*** Extracted information

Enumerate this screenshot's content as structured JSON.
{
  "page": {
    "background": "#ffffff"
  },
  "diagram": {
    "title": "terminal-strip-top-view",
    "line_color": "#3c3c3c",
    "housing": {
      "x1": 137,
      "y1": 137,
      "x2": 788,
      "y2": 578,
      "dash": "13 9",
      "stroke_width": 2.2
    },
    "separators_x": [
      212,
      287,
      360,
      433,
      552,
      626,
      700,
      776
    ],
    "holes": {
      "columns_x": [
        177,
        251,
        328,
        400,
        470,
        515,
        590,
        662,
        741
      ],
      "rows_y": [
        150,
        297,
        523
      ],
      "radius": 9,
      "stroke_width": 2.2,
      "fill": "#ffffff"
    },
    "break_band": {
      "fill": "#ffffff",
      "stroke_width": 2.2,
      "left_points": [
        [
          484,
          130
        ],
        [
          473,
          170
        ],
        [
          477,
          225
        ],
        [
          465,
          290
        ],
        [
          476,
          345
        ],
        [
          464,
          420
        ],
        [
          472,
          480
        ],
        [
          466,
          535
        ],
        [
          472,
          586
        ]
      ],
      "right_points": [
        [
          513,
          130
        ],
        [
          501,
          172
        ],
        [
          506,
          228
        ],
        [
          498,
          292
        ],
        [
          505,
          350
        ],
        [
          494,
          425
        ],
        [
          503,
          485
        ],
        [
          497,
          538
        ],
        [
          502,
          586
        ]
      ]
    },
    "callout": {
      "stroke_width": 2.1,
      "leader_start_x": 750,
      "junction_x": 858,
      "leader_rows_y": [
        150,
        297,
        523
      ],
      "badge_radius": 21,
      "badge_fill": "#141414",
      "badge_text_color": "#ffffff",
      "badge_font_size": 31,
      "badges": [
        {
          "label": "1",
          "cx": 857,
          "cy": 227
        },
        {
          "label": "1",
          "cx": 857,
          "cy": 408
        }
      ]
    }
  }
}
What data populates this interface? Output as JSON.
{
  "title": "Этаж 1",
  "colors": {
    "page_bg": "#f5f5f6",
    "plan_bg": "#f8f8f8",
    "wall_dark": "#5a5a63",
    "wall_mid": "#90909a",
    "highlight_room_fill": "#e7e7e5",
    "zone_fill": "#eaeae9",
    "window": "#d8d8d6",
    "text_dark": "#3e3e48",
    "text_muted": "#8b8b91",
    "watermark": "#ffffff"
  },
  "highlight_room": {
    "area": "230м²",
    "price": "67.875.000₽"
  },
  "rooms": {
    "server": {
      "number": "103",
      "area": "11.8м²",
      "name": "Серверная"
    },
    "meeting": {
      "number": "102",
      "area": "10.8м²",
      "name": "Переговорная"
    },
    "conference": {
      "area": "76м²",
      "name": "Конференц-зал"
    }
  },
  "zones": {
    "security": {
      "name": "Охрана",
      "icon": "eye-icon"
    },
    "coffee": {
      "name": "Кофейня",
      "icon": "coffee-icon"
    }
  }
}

******

**Objective**
Set all of the records down again, exactly as they stand.

**Response for this exercise**
Enumerate this screenshot's content as structured JSON.
{
  "page": {
    "background": "#ffffff"
  },
  "diagram": {
    "title": "terminal-strip-top-view",
    "line_color": "#3c3c3c",
    "housing": {
      "x1": 137,
      "y1": 137,
      "x2": 788,
      "y2": 578,
      "dash": "13 9",
      "stroke_width": 2.2
    },
    "separators_x": [
      212,
      287,
      360,
      433,
      552,
      626,
      700,
      776
    ],
    "holes": {
      "columns_x": [
        177,
        251,
        328,
        400,
        470,
        515,
        590,
        662,
        741
      ],
      "rows_y": [
        150,
        297,
        523
      ],
      "radius": 9,
      "stroke_width": 2.2,
      "fill": "#ffffff"
    },
    "break_band": {
      "fill": "#ffffff",
      "stroke_width": 2.2,
      "left_points": [
        [
          484,
          130
        ],
        [
          473,
          170
        ],
        [
          477,
          225
        ],
        [
          465,
          290
        ],
        [
          476,
          345
        ],
        [
          464,
          420
        ],
        [
          472,
          480
        ],
        [
          466,
          535
        ],
        [
          472,
          586
        ]
      ],
      "right_points": [
        [
          513,
          130
        ],
        [
          501,
          172
        ],
        [
          506,
          228
        ],
        [
          498,
          292
        ],
        [
          505,
          350
        ],
        [
          494,
          425
        ],
        [
          503,
          485
        ],
        [
          497,
          538
        ],
        [
          502,
          586
        ]
      ]
    },
    "callout": {
      "stroke_width": 2.1,
      "leader_start_x": 750,
      "junction_x": 858,
      "leader_rows_y": [
        150,
        297,
        523
      ],
      "badge_radius": 21,
      "badge_fill": "#141414",
      "badge_text_color": "#ffffff",
      "badge_font_size": 31,
      "badges": [
        {
          "label": "1",
          "cx": 857,
          "cy": 227
        },
        {
          "label": "1",
          "cx": 857,
          "cy": 408
        }
      ]
    }
  }
}
What data populates this interface? Output as JSON.
{
  "title": "Этаж 1",
  "colors": {
    "page_bg": "#f5f5f6",
    "plan_bg": "#f8f8f8",
    "wall_dark": "#5a5a63",
    "wall_mid": "#90909a",
    "highlight_room_fill": "#e7e7e5",
    "zone_fill": "#eaeae9",
    "window": "#d8d8d6",
    "text_dark": "#3e3e48",
    "text_muted": "#8b8b91",
    "watermark": "#ffffff"
  },
  "highlight_room": {
    "area": "230м²",
    "price": "67.875.000₽"
  },
  "rooms": {
    "server": {
      "number": "103",
      "area": "11.8м²",
      "name": "Серверная"
    },
    "meeting": {
      "number": "102",
      "area": "10.8м²",
      "name": "Переговорная"
    },
    "conference": {
      "area": "76м²",
      "name": "Конференц-зал"
    }
  },
  "zones": {
    "security": {
      "name": "Охрана",
      "icon": "eye-icon"
    },
    "coffee": {
      "name": "Кофейня",
      "icon": "coffee-icon"
    }
  }
}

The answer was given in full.